- _Request_: Pictures are not part of the copy; repeat everything else in the records exactly.

- _Items_:
■ ■ ■
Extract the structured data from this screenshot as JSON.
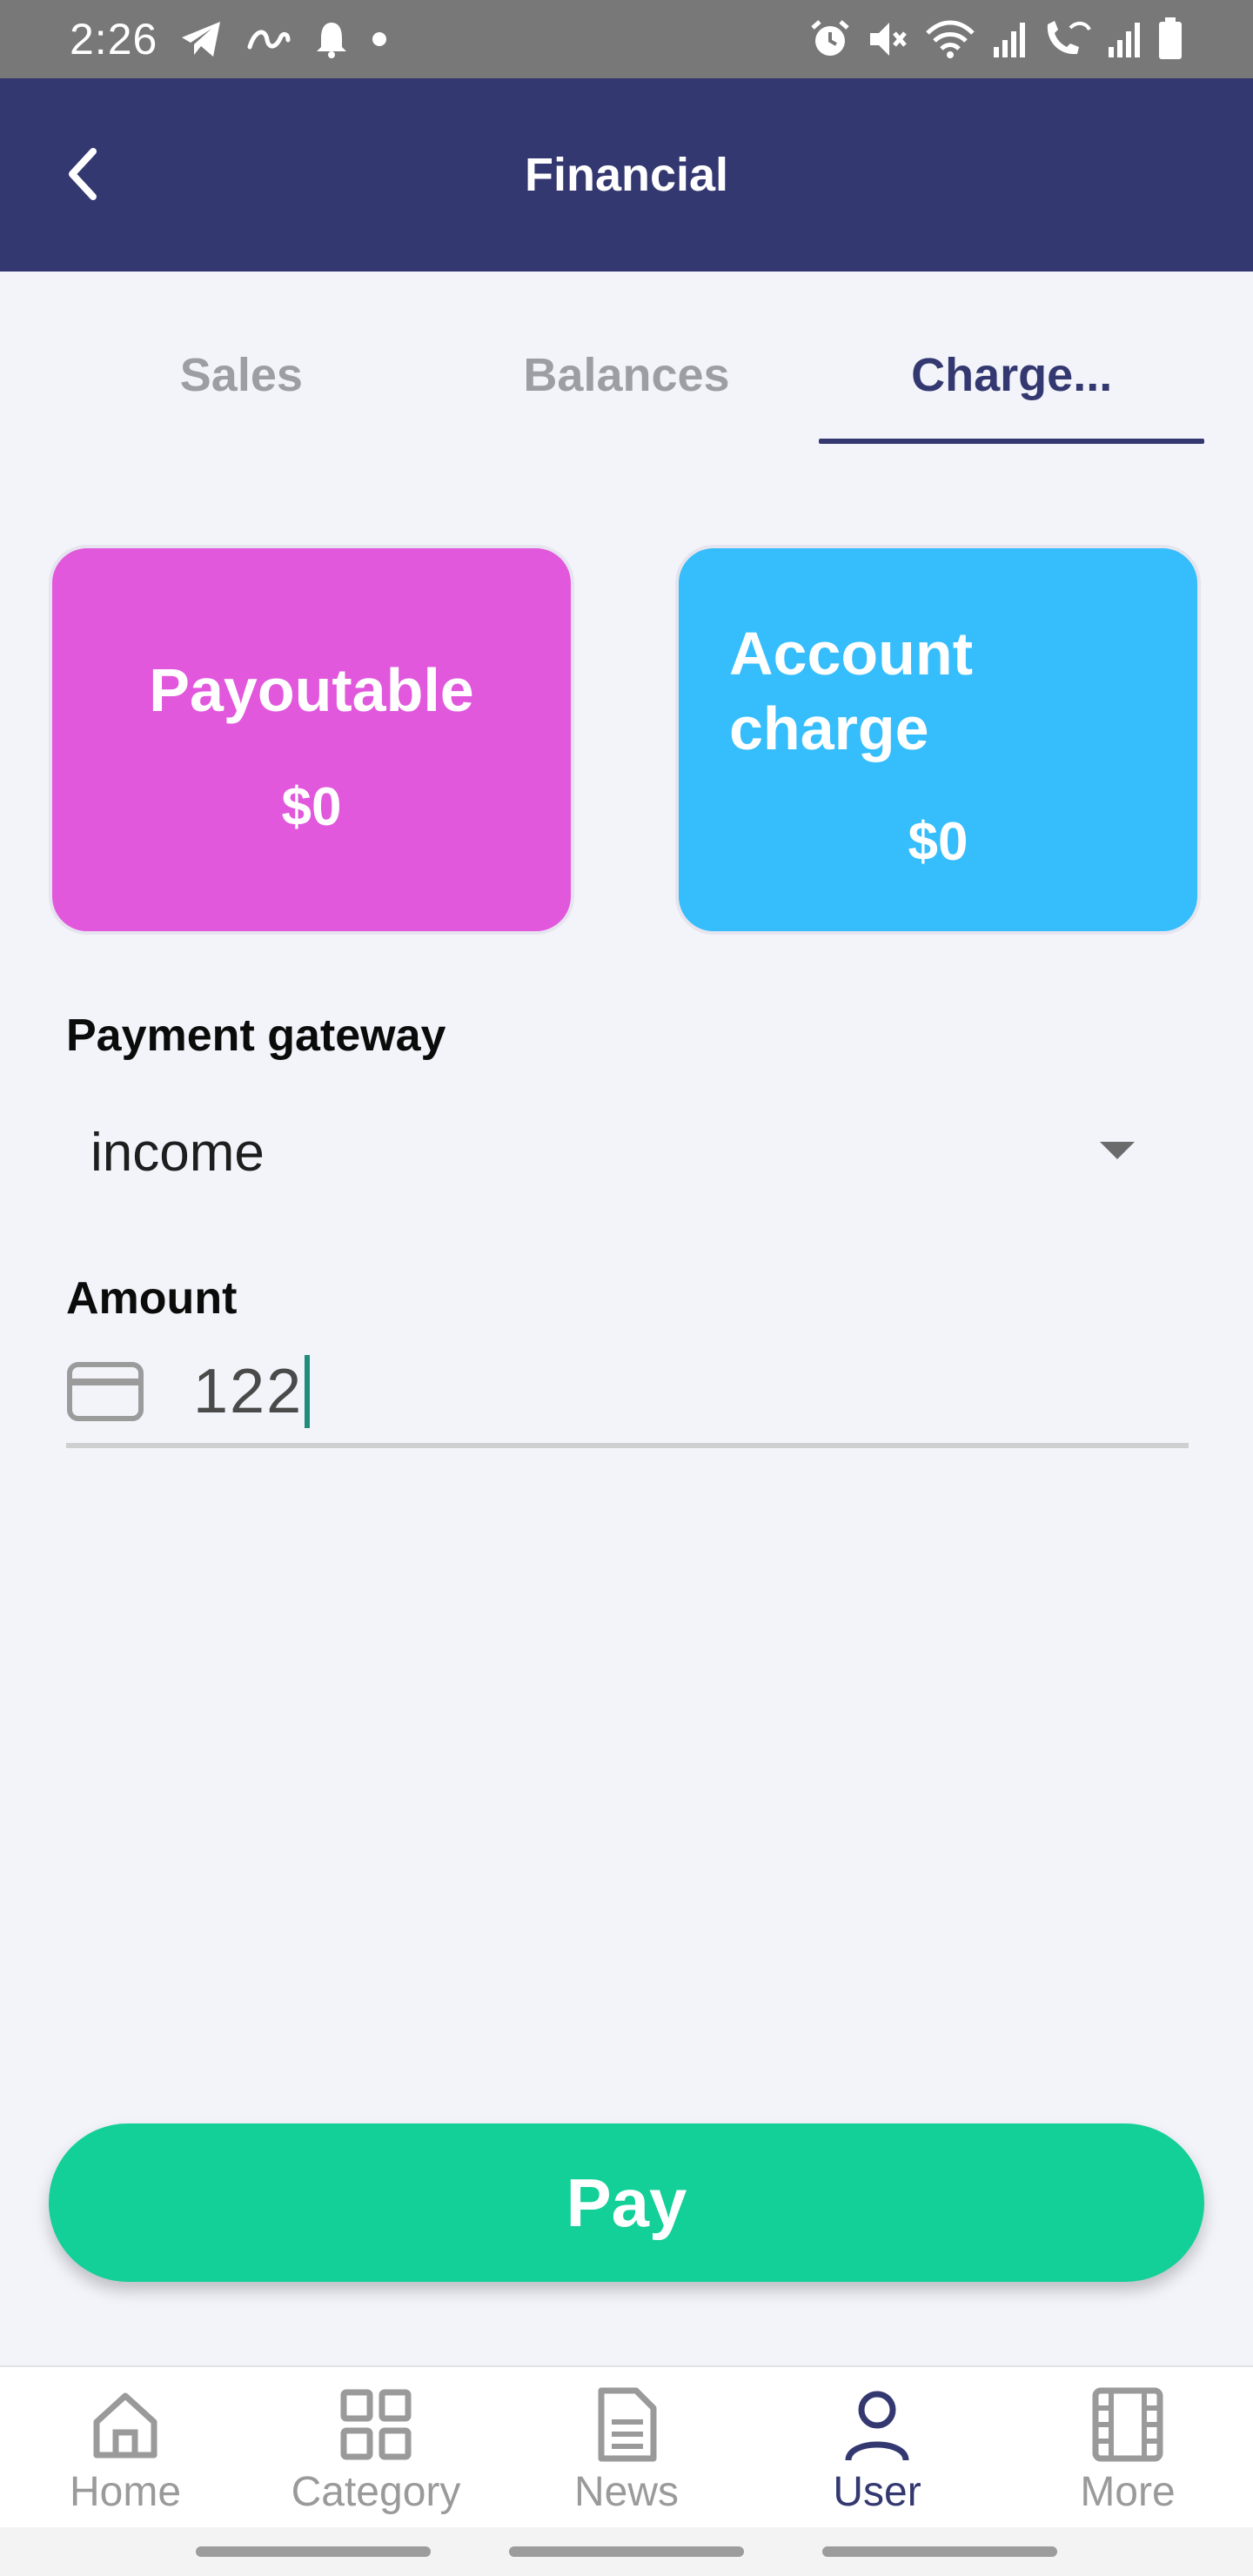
{
  "status_bar": {
    "time": "2:26",
    "left_icons": [
      "telegram-icon",
      "aliexpress-icon",
      "notification-bell-icon",
      "dot-icon"
    ],
    "right_icons": [
      "alarm-icon",
      "mute-icon",
      "wifi-icon",
      "signal-icon",
      "wifi-calling-icon",
      "signal-2-icon",
      "battery-icon"
    ]
  },
  "header": {
    "title": "Financial",
    "back_icon": "chevron-left-icon"
  },
  "tabs": [
    {
      "label": "Sales",
      "active": false
    },
    {
      "label": "Balances",
      "active": false
    },
    {
      "label": "Charge...",
      "active": true
    }
  ],
  "cards": {
    "payoutable": {
      "title": "Payoutable",
      "value": "$0",
      "color": "#e158dc"
    },
    "account_charge": {
      "title": "Account charge",
      "value": "$0",
      "color": "#35bdfc"
    }
  },
  "form": {
    "gateway_label": "Payment gateway",
    "gateway_value": "income",
    "amount_label": "Amount",
    "amount_value": "122",
    "amount_icon": "credit-card-icon"
  },
  "pay_button": {
    "label": "Pay",
    "color": "#13cf98"
  },
  "bottom_nav": [
    {
      "label": "Home",
      "icon": "home-icon",
      "active": false
    },
    {
      "label": "Category",
      "icon": "grid-icon",
      "active": false
    },
    {
      "label": "News",
      "icon": "document-icon",
      "active": false
    },
    {
      "label": "User",
      "icon": "user-icon",
      "active": true
    },
    {
      "label": "More",
      "icon": "film-icon",
      "active": false
    }
  ],
  "colors": {
    "header": "#343870",
    "background": "#f3f4fa",
    "active_tab": "#343870",
    "inactive": "#9d9da4"
  }
}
■ ■ ■
- _Answer to the task_:
Extract the structured data from this screenshot as JSON.
{
  "status_bar": {
    "time": "2:26",
    "left_icons": [
      "telegram-icon",
      "aliexpress-icon",
      "notification-bell-icon",
      "dot-icon"
    ],
    "right_icons": [
      "alarm-icon",
      "mute-icon",
      "wifi-icon",
      "signal-icon",
      "wifi-calling-icon",
      "signal-2-icon",
      "battery-icon"
    ]
  },
  "header": {
    "title": "Financial",
    "back_icon": "chevron-left-icon"
  },
  "tabs": [
    {
      "label": "Sales",
      "active": false
    },
    {
      "label": "Balances",
      "active": false
    },
    {
      "label": "Charge...",
      "active": true
    }
  ],
  "cards": {
    "payoutable": {
      "title": "Payoutable",
      "value": "$0",
      "color": "#e158dc"
    },
    "account_charge": {
      "title": "Account charge",
      "value": "$0",
      "color": "#35bdfc"
    }
  },
  "form": {
    "gateway_label": "Payment gateway",
    "gateway_value": "income",
    "amount_label": "Amount",
    "amount_value": "122",
    "amount_icon": "credit-card-icon"
  },
  "pay_button": {
    "label": "Pay",
    "color": "#13cf98"
  },
  "bottom_nav": [
    {
      "label": "Home",
      "icon": "home-icon",
      "active": false
    },
    {
      "label": "Category",
      "icon": "grid-icon",
      "active": false
    },
    {
      "label": "News",
      "icon": "document-icon",
      "active": false
    },
    {
      "label": "User",
      "icon": "user-icon",
      "active": true
    },
    {
      "label": "More",
      "icon": "film-icon",
      "active": false
    }
  ],
  "colors": {
    "header": "#343870",
    "background": "#f3f4fa",
    "active_tab": "#343870",
    "inactive": "#9d9da4"
  }
}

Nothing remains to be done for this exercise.